## REQUIRED TASK
Find all the lines with "heading" and gather them.

**** THE DATA

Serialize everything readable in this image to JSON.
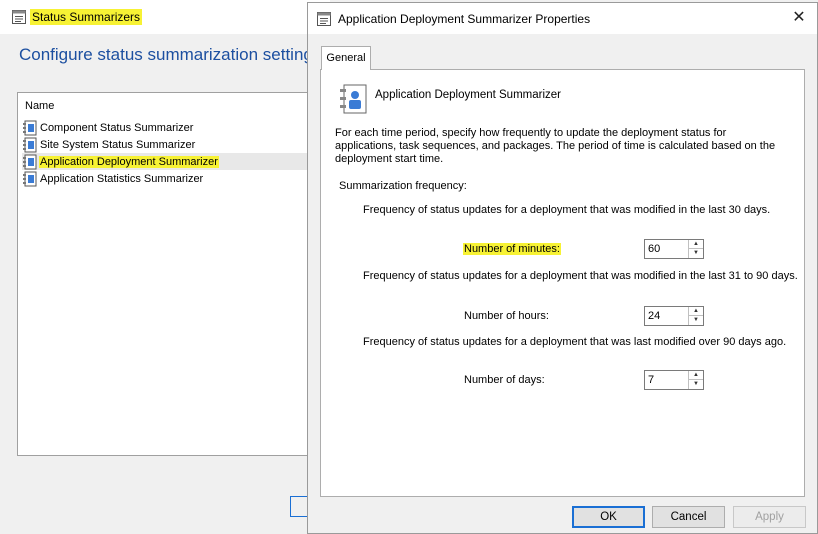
{
  "background_window": {
    "title": "Status Summarizers",
    "heading": "Configure status summarization settings",
    "list_header": "Name",
    "items": [
      {
        "label": "Component Status Summarizer",
        "selected": false
      },
      {
        "label": "Site System Status Summarizer",
        "selected": false
      },
      {
        "label": "Application Deployment Summarizer",
        "selected": true
      },
      {
        "label": "Application Statistics Summarizer",
        "selected": false
      }
    ]
  },
  "dialog": {
    "title": "Application Deployment Summarizer Properties",
    "close_glyph": "✕",
    "tab_label": "General",
    "header_title": "Application Deployment Summarizer",
    "description": "For each time period, specify how frequently to update the deployment status for applications, task sequences, and packages. The period of time is calculated based on the deployment start time.",
    "frequency_label": "Summarization frequency:",
    "periods": [
      {
        "description": "Frequency of status updates for a deployment that was modified in the last 30 days.",
        "unit_label": "Number of minutes:",
        "value": "60"
      },
      {
        "description": "Frequency of status updates for a deployment that was modified in the last 31 to 90 days.",
        "unit_label": "Number of hours:",
        "value": "24"
      },
      {
        "description": "Frequency of status updates for a deployment that was last modified over 90 days ago.",
        "unit_label": "Number of days:",
        "value": "7"
      }
    ],
    "buttons": {
      "ok": "OK",
      "cancel": "Cancel",
      "apply": "Apply"
    }
  },
  "colors": {
    "highlight": "#f7f234",
    "heading": "#1c4fa0",
    "focus": "#1a6fd4"
  },
  "icons": [
    "window-icon",
    "summarizer-icon",
    "close-icon",
    "spin-up-icon",
    "spin-down-icon"
  ]
}
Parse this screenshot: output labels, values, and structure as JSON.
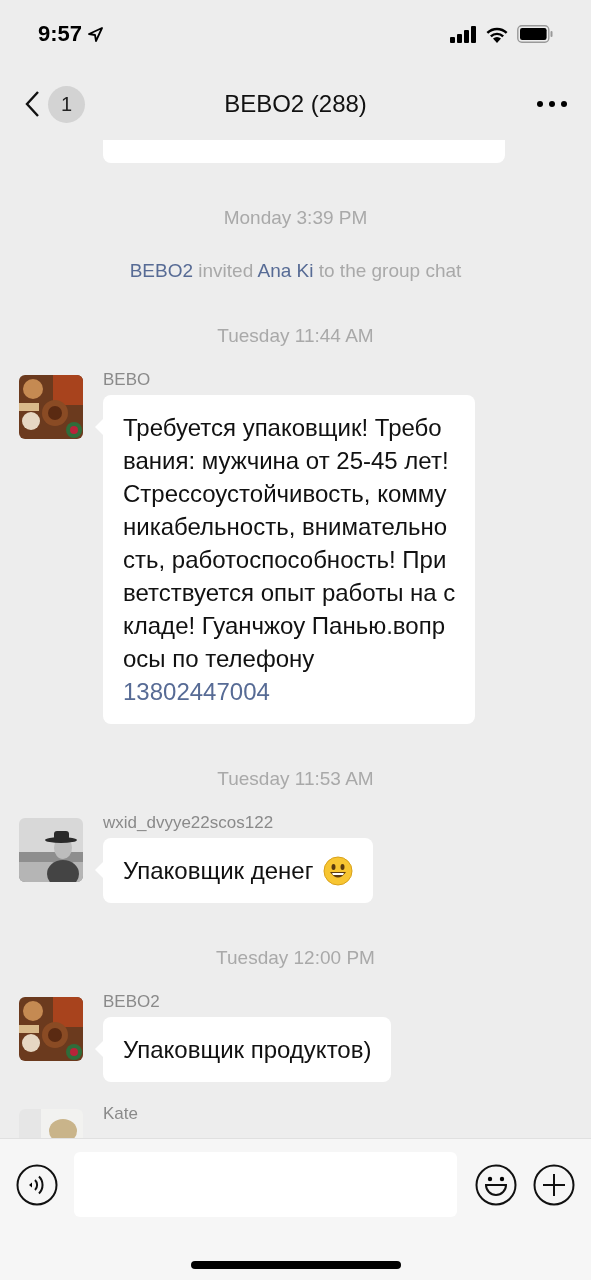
{
  "status_bar": {
    "time": "9:57"
  },
  "header": {
    "title": "BEBO2 (288)",
    "unread": "1"
  },
  "messages": [
    {
      "kind": "cut_bubble"
    },
    {
      "kind": "time",
      "text": "Monday 3:39 PM"
    },
    {
      "kind": "system",
      "parts": [
        {
          "kind": "name",
          "text": "BEBO2"
        },
        {
          "kind": "plain",
          "text": " invited "
        },
        {
          "kind": "name",
          "text": "Ana Ki"
        },
        {
          "kind": "plain",
          "text": " to the group chat"
        }
      ]
    },
    {
      "kind": "time",
      "text": "Tuesday 11:44 AM"
    },
    {
      "kind": "message",
      "sender": "BEBO",
      "text": "Требуется упаковщик! Требо\nвания: мужчина от 25-45 лет!\nСтрессоустойчивость, комму\nникабельность, внимательно\nсть, работоспособность! При\nветствуется опыт работы на с\nкладе! Гуанчжоу Панью.вопр\nосы по телефону",
      "link": "13802447004"
    },
    {
      "kind": "time",
      "text": "Tuesday 11:53 AM"
    },
    {
      "kind": "message",
      "sender": "wxid_dvyye22scos122",
      "text": "Упаковщик денег",
      "emoji": true
    },
    {
      "kind": "time",
      "text": "Tuesday 12:00 PM"
    },
    {
      "kind": "message",
      "sender": "BEBO2",
      "text": "Упаковщик продуктов)"
    },
    {
      "kind": "message",
      "sender": "Kate"
    }
  ]
}
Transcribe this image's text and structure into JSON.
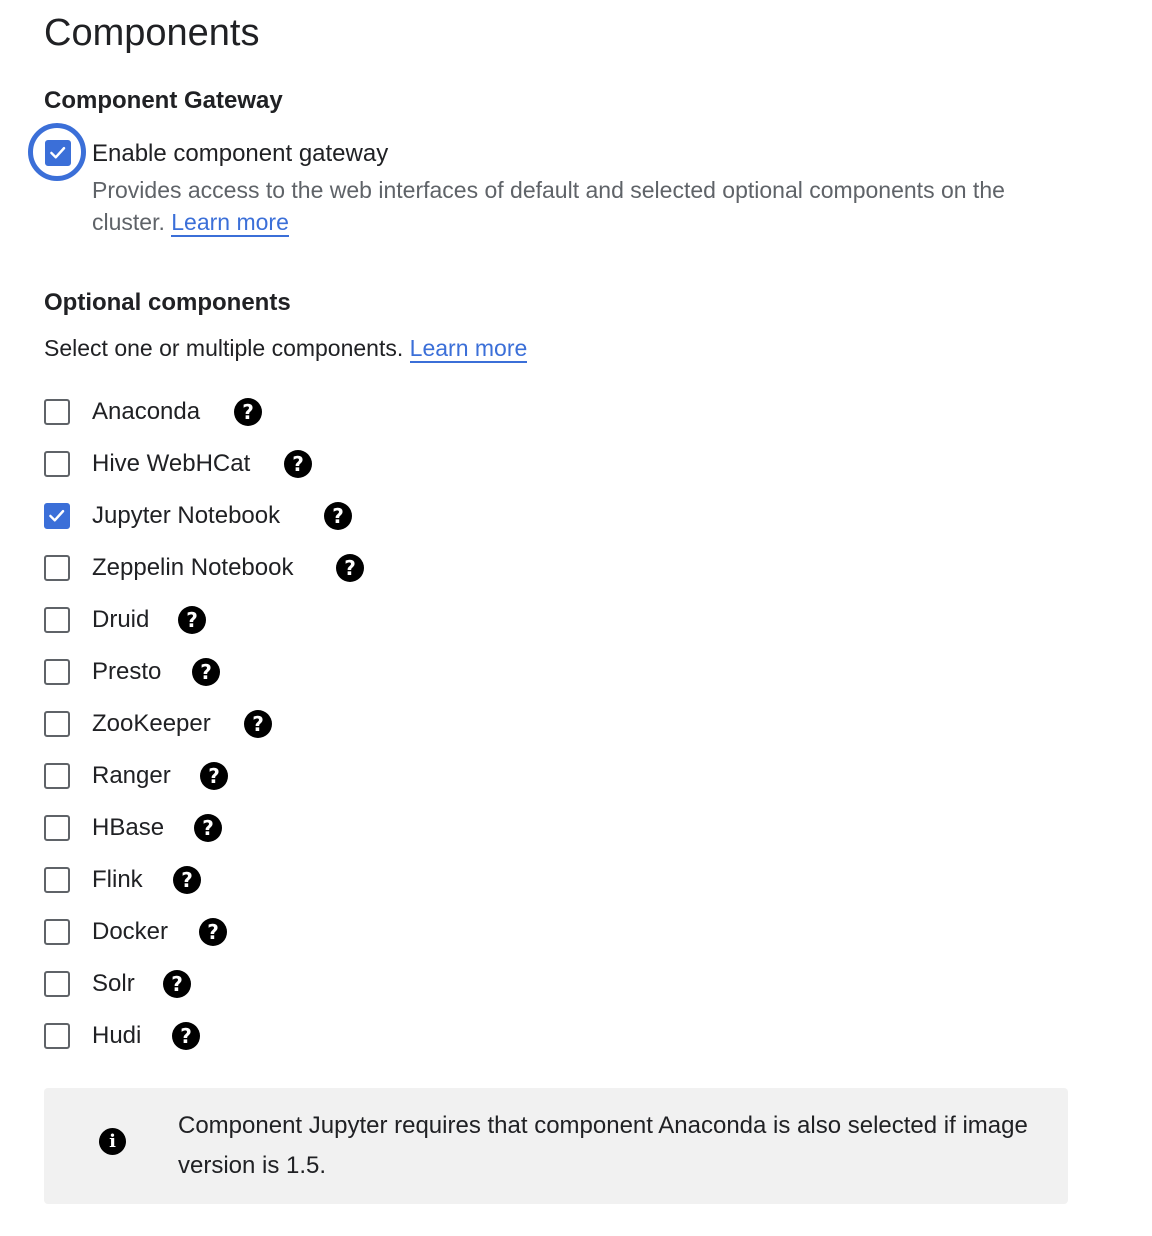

********

## OUTPUT FOR THIS EXERCISE
    "heading": "Configure status summarization settings",
    "heading": "#1c4fa0",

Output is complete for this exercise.